- [WHAT TO WORK ON]: Work through the data below line by line and say how many lines hold "title"; give only the number.
* start MATERIAL SUPPLIED *
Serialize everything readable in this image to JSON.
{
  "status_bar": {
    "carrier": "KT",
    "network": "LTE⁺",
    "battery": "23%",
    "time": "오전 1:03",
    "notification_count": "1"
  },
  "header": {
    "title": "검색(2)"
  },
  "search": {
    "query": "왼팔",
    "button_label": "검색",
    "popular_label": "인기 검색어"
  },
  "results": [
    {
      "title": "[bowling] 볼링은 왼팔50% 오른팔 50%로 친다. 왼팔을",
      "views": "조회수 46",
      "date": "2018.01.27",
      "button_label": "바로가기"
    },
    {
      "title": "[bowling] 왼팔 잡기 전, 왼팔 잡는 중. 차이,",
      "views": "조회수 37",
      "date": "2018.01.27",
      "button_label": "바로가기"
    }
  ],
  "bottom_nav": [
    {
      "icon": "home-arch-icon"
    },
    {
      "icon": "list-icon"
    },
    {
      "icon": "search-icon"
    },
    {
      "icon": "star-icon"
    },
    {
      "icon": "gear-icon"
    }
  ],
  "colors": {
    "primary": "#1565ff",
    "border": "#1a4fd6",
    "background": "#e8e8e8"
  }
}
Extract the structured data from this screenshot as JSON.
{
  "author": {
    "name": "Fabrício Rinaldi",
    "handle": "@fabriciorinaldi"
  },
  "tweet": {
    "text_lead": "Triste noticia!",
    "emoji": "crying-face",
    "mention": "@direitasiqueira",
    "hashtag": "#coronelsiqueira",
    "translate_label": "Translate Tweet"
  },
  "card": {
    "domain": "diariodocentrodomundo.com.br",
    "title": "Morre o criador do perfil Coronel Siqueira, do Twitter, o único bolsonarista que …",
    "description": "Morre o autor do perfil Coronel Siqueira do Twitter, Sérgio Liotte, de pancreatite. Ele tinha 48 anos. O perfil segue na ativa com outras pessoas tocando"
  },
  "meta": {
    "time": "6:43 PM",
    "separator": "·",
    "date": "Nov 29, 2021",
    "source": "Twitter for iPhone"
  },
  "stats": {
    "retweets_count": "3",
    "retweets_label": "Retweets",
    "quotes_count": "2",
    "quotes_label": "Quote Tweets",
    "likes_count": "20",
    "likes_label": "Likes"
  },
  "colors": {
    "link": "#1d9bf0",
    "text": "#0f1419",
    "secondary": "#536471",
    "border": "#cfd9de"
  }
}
* end MATERIAL SUPPLIED *
- [WRITTEN SOLUTION]: 4